*Challenge*:
Seek out every line containing the word "Taupunkt", and copy each.

****

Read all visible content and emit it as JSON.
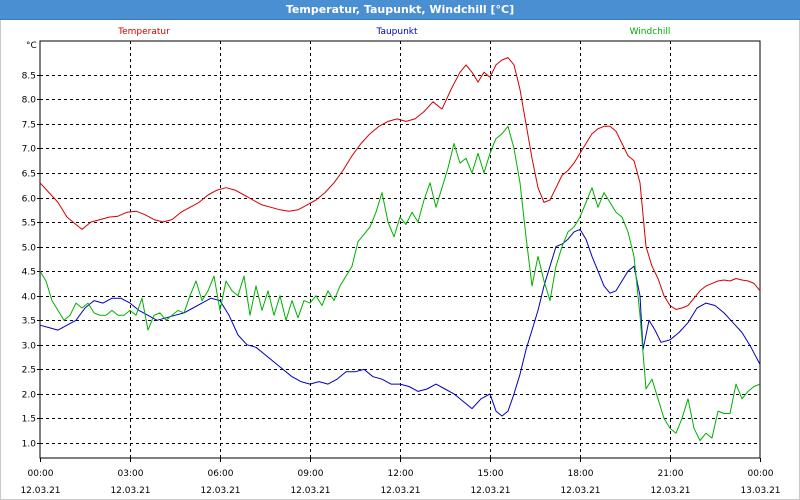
{
  "window": {
    "title": "Temperatur, Taupunkt, Windchill [°C]"
  },
  "chart_data": {
    "type": "line",
    "unit_label": "°C",
    "ylim": [
      1.0,
      9.0
    ],
    "y_ticks": [
      "1.0",
      "1.5",
      "2.0",
      "2.5",
      "3.0",
      "3.5",
      "4.0",
      "4.5",
      "5.0",
      "5.5",
      "6.0",
      "6.5",
      "7.0",
      "7.5",
      "8.0",
      "8.5"
    ],
    "x_ticks": [
      {
        "time": "00:00",
        "date": "12.03.21"
      },
      {
        "time": "03:00",
        "date": "12.03.21"
      },
      {
        "time": "06:00",
        "date": "12.03.21"
      },
      {
        "time": "09:00",
        "date": "12.03.21"
      },
      {
        "time": "12:00",
        "date": "12.03.21"
      },
      {
        "time": "15:00",
        "date": "12.03.21"
      },
      {
        "time": "18:00",
        "date": "12.03.21"
      },
      {
        "time": "21:00",
        "date": "12.03.21"
      },
      {
        "time": "00:00",
        "date": "13.03.21"
      }
    ],
    "x_hours_range": [
      0,
      24
    ],
    "grid": true,
    "series": [
      {
        "name": "Temperatur",
        "color": "#d40000",
        "points": [
          [
            0,
            6.3
          ],
          [
            0.3,
            6.1
          ],
          [
            0.6,
            5.9
          ],
          [
            0.9,
            5.6
          ],
          [
            1.2,
            5.45
          ],
          [
            1.4,
            5.35
          ],
          [
            1.7,
            5.5
          ],
          [
            2.0,
            5.55
          ],
          [
            2.3,
            5.6
          ],
          [
            2.6,
            5.62
          ],
          [
            2.9,
            5.7
          ],
          [
            3.2,
            5.72
          ],
          [
            3.5,
            5.65
          ],
          [
            3.8,
            5.55
          ],
          [
            4.1,
            5.5
          ],
          [
            4.4,
            5.55
          ],
          [
            4.7,
            5.7
          ],
          [
            5.0,
            5.8
          ],
          [
            5.3,
            5.9
          ],
          [
            5.6,
            6.05
          ],
          [
            5.9,
            6.15
          ],
          [
            6.2,
            6.2
          ],
          [
            6.5,
            6.15
          ],
          [
            6.8,
            6.05
          ],
          [
            7.1,
            5.95
          ],
          [
            7.4,
            5.85
          ],
          [
            7.7,
            5.8
          ],
          [
            8.0,
            5.75
          ],
          [
            8.3,
            5.72
          ],
          [
            8.6,
            5.75
          ],
          [
            8.9,
            5.85
          ],
          [
            9.2,
            5.95
          ],
          [
            9.5,
            6.1
          ],
          [
            9.8,
            6.3
          ],
          [
            10.1,
            6.55
          ],
          [
            10.4,
            6.85
          ],
          [
            10.7,
            7.1
          ],
          [
            11.0,
            7.3
          ],
          [
            11.3,
            7.45
          ],
          [
            11.6,
            7.55
          ],
          [
            11.9,
            7.6
          ],
          [
            12.2,
            7.55
          ],
          [
            12.5,
            7.6
          ],
          [
            12.8,
            7.75
          ],
          [
            13.1,
            7.95
          ],
          [
            13.4,
            7.8
          ],
          [
            13.7,
            8.2
          ],
          [
            14.0,
            8.55
          ],
          [
            14.2,
            8.7
          ],
          [
            14.4,
            8.55
          ],
          [
            14.6,
            8.35
          ],
          [
            14.8,
            8.55
          ],
          [
            15.0,
            8.45
          ],
          [
            15.2,
            8.7
          ],
          [
            15.4,
            8.8
          ],
          [
            15.6,
            8.85
          ],
          [
            15.8,
            8.7
          ],
          [
            16.0,
            8.2
          ],
          [
            16.2,
            7.5
          ],
          [
            16.4,
            6.8
          ],
          [
            16.6,
            6.2
          ],
          [
            16.8,
            5.9
          ],
          [
            17.0,
            5.95
          ],
          [
            17.2,
            6.2
          ],
          [
            17.4,
            6.45
          ],
          [
            17.6,
            6.55
          ],
          [
            17.8,
            6.7
          ],
          [
            18.0,
            6.9
          ],
          [
            18.2,
            7.1
          ],
          [
            18.4,
            7.3
          ],
          [
            18.6,
            7.4
          ],
          [
            18.8,
            7.45
          ],
          [
            19.0,
            7.45
          ],
          [
            19.2,
            7.35
          ],
          [
            19.4,
            7.1
          ],
          [
            19.6,
            6.85
          ],
          [
            19.8,
            6.75
          ],
          [
            20.0,
            6.3
          ],
          [
            20.2,
            5.0
          ],
          [
            20.4,
            4.6
          ],
          [
            20.6,
            4.35
          ],
          [
            20.8,
            4.0
          ],
          [
            21.0,
            3.8
          ],
          [
            21.2,
            3.72
          ],
          [
            21.4,
            3.75
          ],
          [
            21.6,
            3.8
          ],
          [
            21.8,
            3.95
          ],
          [
            22.0,
            4.1
          ],
          [
            22.2,
            4.2
          ],
          [
            22.4,
            4.25
          ],
          [
            22.6,
            4.3
          ],
          [
            22.8,
            4.32
          ],
          [
            23.0,
            4.3
          ],
          [
            23.2,
            4.35
          ],
          [
            23.4,
            4.32
          ],
          [
            23.6,
            4.3
          ],
          [
            23.8,
            4.25
          ],
          [
            24.0,
            4.1
          ]
        ]
      },
      {
        "name": "Taupunkt",
        "color": "#0000c0",
        "points": [
          [
            0,
            3.4
          ],
          [
            0.3,
            3.35
          ],
          [
            0.6,
            3.3
          ],
          [
            0.9,
            3.4
          ],
          [
            1.2,
            3.5
          ],
          [
            1.5,
            3.75
          ],
          [
            1.8,
            3.9
          ],
          [
            2.1,
            3.85
          ],
          [
            2.4,
            3.95
          ],
          [
            2.7,
            3.95
          ],
          [
            3.0,
            3.85
          ],
          [
            3.3,
            3.7
          ],
          [
            3.6,
            3.6
          ],
          [
            3.9,
            3.5
          ],
          [
            4.2,
            3.55
          ],
          [
            4.5,
            3.6
          ],
          [
            4.8,
            3.65
          ],
          [
            5.1,
            3.75
          ],
          [
            5.4,
            3.85
          ],
          [
            5.7,
            3.95
          ],
          [
            6.0,
            3.9
          ],
          [
            6.3,
            3.6
          ],
          [
            6.6,
            3.2
          ],
          [
            6.9,
            3.0
          ],
          [
            7.2,
            2.95
          ],
          [
            7.5,
            2.8
          ],
          [
            7.8,
            2.65
          ],
          [
            8.1,
            2.5
          ],
          [
            8.4,
            2.35
          ],
          [
            8.7,
            2.25
          ],
          [
            9.0,
            2.2
          ],
          [
            9.3,
            2.25
          ],
          [
            9.6,
            2.2
          ],
          [
            9.9,
            2.3
          ],
          [
            10.2,
            2.45
          ],
          [
            10.5,
            2.45
          ],
          [
            10.8,
            2.5
          ],
          [
            11.1,
            2.35
          ],
          [
            11.4,
            2.3
          ],
          [
            11.7,
            2.2
          ],
          [
            12.0,
            2.2
          ],
          [
            12.3,
            2.15
          ],
          [
            12.6,
            2.05
          ],
          [
            12.9,
            2.1
          ],
          [
            13.2,
            2.2
          ],
          [
            13.5,
            2.1
          ],
          [
            13.8,
            2.0
          ],
          [
            14.1,
            1.85
          ],
          [
            14.4,
            1.7
          ],
          [
            14.7,
            1.9
          ],
          [
            15.0,
            2.0
          ],
          [
            15.2,
            1.65
          ],
          [
            15.4,
            1.55
          ],
          [
            15.6,
            1.65
          ],
          [
            15.8,
            2.0
          ],
          [
            16.0,
            2.4
          ],
          [
            16.2,
            2.9
          ],
          [
            16.4,
            3.3
          ],
          [
            16.6,
            3.7
          ],
          [
            16.8,
            4.2
          ],
          [
            17.0,
            4.6
          ],
          [
            17.2,
            5.0
          ],
          [
            17.4,
            5.05
          ],
          [
            17.6,
            5.15
          ],
          [
            17.8,
            5.3
          ],
          [
            18.0,
            5.35
          ],
          [
            18.2,
            5.15
          ],
          [
            18.4,
            4.8
          ],
          [
            18.6,
            4.5
          ],
          [
            18.8,
            4.2
          ],
          [
            19.0,
            4.05
          ],
          [
            19.2,
            4.1
          ],
          [
            19.4,
            4.3
          ],
          [
            19.6,
            4.5
          ],
          [
            19.8,
            4.6
          ],
          [
            20.0,
            4.0
          ],
          [
            20.1,
            2.9
          ],
          [
            20.3,
            3.5
          ],
          [
            20.5,
            3.3
          ],
          [
            20.7,
            3.05
          ],
          [
            21.0,
            3.1
          ],
          [
            21.3,
            3.25
          ],
          [
            21.6,
            3.45
          ],
          [
            21.9,
            3.75
          ],
          [
            22.2,
            3.85
          ],
          [
            22.5,
            3.8
          ],
          [
            22.8,
            3.65
          ],
          [
            23.1,
            3.45
          ],
          [
            23.4,
            3.25
          ],
          [
            23.7,
            2.95
          ],
          [
            24.0,
            2.6
          ]
        ]
      },
      {
        "name": "Windchill",
        "color": "#00b000",
        "points": [
          [
            0,
            4.5
          ],
          [
            0.2,
            4.3
          ],
          [
            0.4,
            3.9
          ],
          [
            0.6,
            3.7
          ],
          [
            0.8,
            3.5
          ],
          [
            1.0,
            3.6
          ],
          [
            1.2,
            3.85
          ],
          [
            1.4,
            3.75
          ],
          [
            1.6,
            3.85
          ],
          [
            1.8,
            3.65
          ],
          [
            2.0,
            3.6
          ],
          [
            2.2,
            3.6
          ],
          [
            2.4,
            3.7
          ],
          [
            2.6,
            3.6
          ],
          [
            2.8,
            3.6
          ],
          [
            3.0,
            3.7
          ],
          [
            3.2,
            3.6
          ],
          [
            3.4,
            3.95
          ],
          [
            3.6,
            3.3
          ],
          [
            3.8,
            3.6
          ],
          [
            4.0,
            3.65
          ],
          [
            4.2,
            3.5
          ],
          [
            4.4,
            3.6
          ],
          [
            4.6,
            3.7
          ],
          [
            4.8,
            3.65
          ],
          [
            5.0,
            4.0
          ],
          [
            5.2,
            4.3
          ],
          [
            5.4,
            3.9
          ],
          [
            5.6,
            4.1
          ],
          [
            5.8,
            4.4
          ],
          [
            6.0,
            3.7
          ],
          [
            6.2,
            4.3
          ],
          [
            6.4,
            4.1
          ],
          [
            6.6,
            4.0
          ],
          [
            6.8,
            4.4
          ],
          [
            7.0,
            3.6
          ],
          [
            7.2,
            4.2
          ],
          [
            7.4,
            3.7
          ],
          [
            7.6,
            4.1
          ],
          [
            7.8,
            3.6
          ],
          [
            8.0,
            4.0
          ],
          [
            8.2,
            3.5
          ],
          [
            8.4,
            3.9
          ],
          [
            8.6,
            3.55
          ],
          [
            8.8,
            3.9
          ],
          [
            9.0,
            3.85
          ],
          [
            9.2,
            4.0
          ],
          [
            9.4,
            3.8
          ],
          [
            9.6,
            4.1
          ],
          [
            9.8,
            3.9
          ],
          [
            10.0,
            4.2
          ],
          [
            10.2,
            4.4
          ],
          [
            10.4,
            4.6
          ],
          [
            10.6,
            5.1
          ],
          [
            10.8,
            5.25
          ],
          [
            11.0,
            5.4
          ],
          [
            11.2,
            5.7
          ],
          [
            11.4,
            6.1
          ],
          [
            11.6,
            5.5
          ],
          [
            11.8,
            5.2
          ],
          [
            12.0,
            5.6
          ],
          [
            12.2,
            5.45
          ],
          [
            12.4,
            5.7
          ],
          [
            12.6,
            5.5
          ],
          [
            12.8,
            5.95
          ],
          [
            13.0,
            6.3
          ],
          [
            13.2,
            5.8
          ],
          [
            13.4,
            6.2
          ],
          [
            13.6,
            6.6
          ],
          [
            13.8,
            7.1
          ],
          [
            14.0,
            6.7
          ],
          [
            14.2,
            6.8
          ],
          [
            14.4,
            6.5
          ],
          [
            14.6,
            6.9
          ],
          [
            14.8,
            6.5
          ],
          [
            15.0,
            6.9
          ],
          [
            15.2,
            7.2
          ],
          [
            15.4,
            7.3
          ],
          [
            15.6,
            7.45
          ],
          [
            15.8,
            7.0
          ],
          [
            16.0,
            6.3
          ],
          [
            16.2,
            5.2
          ],
          [
            16.4,
            4.2
          ],
          [
            16.6,
            4.8
          ],
          [
            16.8,
            4.3
          ],
          [
            17.0,
            3.9
          ],
          [
            17.2,
            4.6
          ],
          [
            17.4,
            5.0
          ],
          [
            17.6,
            5.3
          ],
          [
            17.8,
            5.4
          ],
          [
            18.0,
            5.6
          ],
          [
            18.2,
            5.9
          ],
          [
            18.4,
            6.2
          ],
          [
            18.6,
            5.8
          ],
          [
            18.8,
            6.1
          ],
          [
            19.0,
            5.9
          ],
          [
            19.2,
            5.7
          ],
          [
            19.4,
            5.6
          ],
          [
            19.6,
            5.3
          ],
          [
            19.8,
            4.8
          ],
          [
            20.0,
            3.6
          ],
          [
            20.2,
            2.1
          ],
          [
            20.4,
            2.3
          ],
          [
            20.6,
            1.9
          ],
          [
            20.8,
            1.5
          ],
          [
            21.0,
            1.3
          ],
          [
            21.2,
            1.2
          ],
          [
            21.4,
            1.5
          ],
          [
            21.6,
            1.9
          ],
          [
            21.8,
            1.3
          ],
          [
            22.0,
            1.05
          ],
          [
            22.2,
            1.2
          ],
          [
            22.4,
            1.1
          ],
          [
            22.6,
            1.65
          ],
          [
            22.8,
            1.6
          ],
          [
            23.0,
            1.6
          ],
          [
            23.2,
            2.2
          ],
          [
            23.4,
            1.9
          ],
          [
            23.6,
            2.05
          ],
          [
            23.8,
            2.15
          ],
          [
            24.0,
            2.2
          ]
        ]
      }
    ]
  }
}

****

*Answer to this exercise*:
    "title": "Temperatur, Taupunkt, Windchill [°C]"
        "name": "Taupunkt",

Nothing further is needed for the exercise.